▶ **SUPPLIED PASSAGE**
One of the most recent determinations of the velocity of sound in steel (sp. density = 7.85) gives 18412.2 ft. per second.
Wertheim, by indirect methods, has determined that if the velocity of sound in air be taken as unity, that of copper is 11.167 ; steel, 14.361 to 15.108 ; iron, 15.108 ; brass, 10.224.
It is easy to surmise the influence of such observations upon men of intelligent and original mind. Biot and Martin's results must have suggested the possibility of transmitting the voice through iron. The first, however, to distinctly formulate the idea was Philip Reis, of Friedrichsdorf, who defined telephony as the art of reproducing sounds at a distance from their source.
But although the advantages of being able to transmit sounds through media other than air early suggested themselves, and although the principles were easy to grasp, it was reserved for the mechanical ingenuity of more modern times to develop and apply them.
Perhaps the earliest approach to the mechanical telephone as we understand it was made by Wheatstone in 1831 ; his "magic lyre" experiment demonstrated that by connecting the sounding-boards of two musical instruments by means of a thin rod of wood, a tune played upon one will be faithfully reproduced by the other. The sounding-boards of Wheatstone's musical instruments suggested the more convenient sounding-box, and it was soon found that a stretched cord would do equally well to transmit a sound from one box to another ; thus before ever the ordinary electric telephone was heard of physicists were aware that sound could be transmitted over a considerable distance by a simple mechanical device. Soon after this we find several patents granted for the protection of various forms of this instrument ; but these were all crude and clumsy, little adapted for practical use.
The discovery of the electric telephone and its rapid development seem to have put the mechanical telephone entirely in the shade for many years : it degenerated into a mere toy known as the "lover's telegraph," which was a slender apparatus consisting of two parchment membranes stretched on rings connected at the centre be a silk thread. However, during the past 15 years numerous attempts have been made to improve the old-fashioned toy with a view to useful service.
A large number of patents referring to mechanical telephones have been taken out within the last few years in different countries ; some inventors have substituted discs of thin metal for the stretched membrane, and others have used wire instead of silken strings. A few of these have met with a fair share of success, notably one in which the sounding-box was replaced by a disc built up of thin strips of willow wood. When the connecting line of such an instrument is made taut, and sounds such as those of ordinary speech are produced in front of one of the discs, certain "pulses," as it were, are transmitted along the line and communicated to the second disc, which, in turn, communicates them to the air, thus reproducing the sound. Such telephones are moderately well suited for purposes of domestic telephony and to office work : but even in these cases their scope is very limited.
The latest modification of the mechanical telephone is, like many other modern improvements, of American origin. The invention is due to the ingenuity of an electrician - namely, Mr. Lemuel Mellett, of Newton, county Middlesex, Massachusetts - who has named it the Pulsion telephone. Before proceeding to the description of this instrument, it may at once be stated that it is absolutely independent of any magnetic or electric current, and therefore requires neither battery power nor insulation. In general plan the Pulsion telephone resembles the older form of mechanical telephones, and Mellett's improvement relates chiefly to the efficiency of the diaphragm or disc.

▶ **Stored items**
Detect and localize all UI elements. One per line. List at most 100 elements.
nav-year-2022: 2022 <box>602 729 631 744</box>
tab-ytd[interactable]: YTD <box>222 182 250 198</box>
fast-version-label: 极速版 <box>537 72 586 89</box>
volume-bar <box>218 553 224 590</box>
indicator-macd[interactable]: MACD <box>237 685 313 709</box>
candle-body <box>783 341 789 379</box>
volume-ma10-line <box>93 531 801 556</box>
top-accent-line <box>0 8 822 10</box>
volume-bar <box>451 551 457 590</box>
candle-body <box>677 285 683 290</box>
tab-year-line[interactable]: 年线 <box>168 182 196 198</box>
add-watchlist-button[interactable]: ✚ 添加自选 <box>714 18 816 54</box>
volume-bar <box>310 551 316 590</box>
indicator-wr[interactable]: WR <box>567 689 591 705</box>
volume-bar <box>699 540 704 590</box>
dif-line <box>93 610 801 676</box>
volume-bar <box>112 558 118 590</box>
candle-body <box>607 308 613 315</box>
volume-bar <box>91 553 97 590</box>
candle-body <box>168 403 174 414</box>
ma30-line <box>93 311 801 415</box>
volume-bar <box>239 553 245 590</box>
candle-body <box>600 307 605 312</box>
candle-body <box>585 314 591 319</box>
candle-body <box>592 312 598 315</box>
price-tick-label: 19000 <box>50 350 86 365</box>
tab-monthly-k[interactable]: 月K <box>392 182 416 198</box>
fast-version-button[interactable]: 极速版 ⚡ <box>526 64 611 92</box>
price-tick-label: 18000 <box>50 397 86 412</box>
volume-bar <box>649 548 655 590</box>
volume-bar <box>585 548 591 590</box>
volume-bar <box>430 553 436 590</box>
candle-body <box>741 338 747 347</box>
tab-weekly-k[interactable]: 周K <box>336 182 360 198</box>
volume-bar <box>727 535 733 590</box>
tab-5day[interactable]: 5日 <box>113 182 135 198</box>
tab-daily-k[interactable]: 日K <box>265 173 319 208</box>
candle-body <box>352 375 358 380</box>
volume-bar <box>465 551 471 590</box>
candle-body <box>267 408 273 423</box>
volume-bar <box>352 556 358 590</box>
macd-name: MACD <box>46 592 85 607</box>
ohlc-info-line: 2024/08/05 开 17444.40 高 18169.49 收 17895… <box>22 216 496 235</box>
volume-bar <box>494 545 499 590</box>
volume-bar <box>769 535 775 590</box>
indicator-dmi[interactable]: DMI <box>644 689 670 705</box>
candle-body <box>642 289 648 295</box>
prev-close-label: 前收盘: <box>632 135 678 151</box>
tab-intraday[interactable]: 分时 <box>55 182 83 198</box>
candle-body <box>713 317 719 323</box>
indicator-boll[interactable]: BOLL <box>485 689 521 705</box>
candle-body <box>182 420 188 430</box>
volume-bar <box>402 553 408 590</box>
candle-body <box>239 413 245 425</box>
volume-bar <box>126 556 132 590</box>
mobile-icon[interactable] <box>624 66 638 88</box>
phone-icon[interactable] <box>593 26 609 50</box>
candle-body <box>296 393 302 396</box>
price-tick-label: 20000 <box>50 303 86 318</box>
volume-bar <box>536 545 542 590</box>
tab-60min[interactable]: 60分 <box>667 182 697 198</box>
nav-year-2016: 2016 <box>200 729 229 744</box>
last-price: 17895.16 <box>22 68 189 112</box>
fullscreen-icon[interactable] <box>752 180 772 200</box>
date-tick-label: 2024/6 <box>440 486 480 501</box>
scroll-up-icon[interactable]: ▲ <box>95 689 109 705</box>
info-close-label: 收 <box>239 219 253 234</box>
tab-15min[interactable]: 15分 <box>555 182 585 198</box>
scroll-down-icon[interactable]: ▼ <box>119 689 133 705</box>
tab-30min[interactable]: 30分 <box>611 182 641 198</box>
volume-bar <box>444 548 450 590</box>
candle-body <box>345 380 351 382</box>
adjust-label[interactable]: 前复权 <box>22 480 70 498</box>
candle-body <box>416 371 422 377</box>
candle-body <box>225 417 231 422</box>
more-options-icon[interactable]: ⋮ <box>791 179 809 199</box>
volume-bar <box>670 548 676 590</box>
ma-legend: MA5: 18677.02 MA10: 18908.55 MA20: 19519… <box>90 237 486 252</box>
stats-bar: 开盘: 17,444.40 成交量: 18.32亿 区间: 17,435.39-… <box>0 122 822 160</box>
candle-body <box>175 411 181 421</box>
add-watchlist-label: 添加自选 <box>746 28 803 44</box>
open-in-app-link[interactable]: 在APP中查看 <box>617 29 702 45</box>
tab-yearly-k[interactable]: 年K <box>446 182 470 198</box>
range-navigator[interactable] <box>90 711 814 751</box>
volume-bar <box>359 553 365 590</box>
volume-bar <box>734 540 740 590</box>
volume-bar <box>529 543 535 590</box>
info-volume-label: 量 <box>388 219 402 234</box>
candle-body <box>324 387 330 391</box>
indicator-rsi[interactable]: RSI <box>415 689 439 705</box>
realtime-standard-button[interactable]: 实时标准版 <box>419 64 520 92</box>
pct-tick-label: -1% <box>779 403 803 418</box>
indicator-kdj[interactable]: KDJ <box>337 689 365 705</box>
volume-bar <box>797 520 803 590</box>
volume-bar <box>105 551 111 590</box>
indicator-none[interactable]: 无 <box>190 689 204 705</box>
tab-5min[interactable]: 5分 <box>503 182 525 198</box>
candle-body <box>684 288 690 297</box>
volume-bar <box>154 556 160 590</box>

▶ **TO-DO LIST**
**a)** Please set down the stretch of the passage on mechanical telephones from "Wertheim, by indirect" through "15.108 ; brass, 10.224.".
**b)** State whether each statement agrees with the passage on mechanical telephones. Answer yes or no and quote the words from the passage that decide it: (i) Wheatstone made his approach to the mechanical telephone in 1831. (ii) The Pulsion telephone needs battery power. (iii) The Pulsion telephone is of American origin.

▶ **RESPONSES TO THE EXERCISE**
**a)**
Wertheim, by indirect methods, has determined that if the velocity of sound in air be taken as unity, that of copper is 11.167 ; steel, 14.361 to 15.108 ; iron, 15.108 ; brass, 10.224.

**b)**
(i) Yes: "made by Wheatstone in 1831"
(ii) No: "requires neither battery power nor insulation"
(iii) Yes: "The latest modification of the mechanical telephone is, like many other modern improvements, of American origin."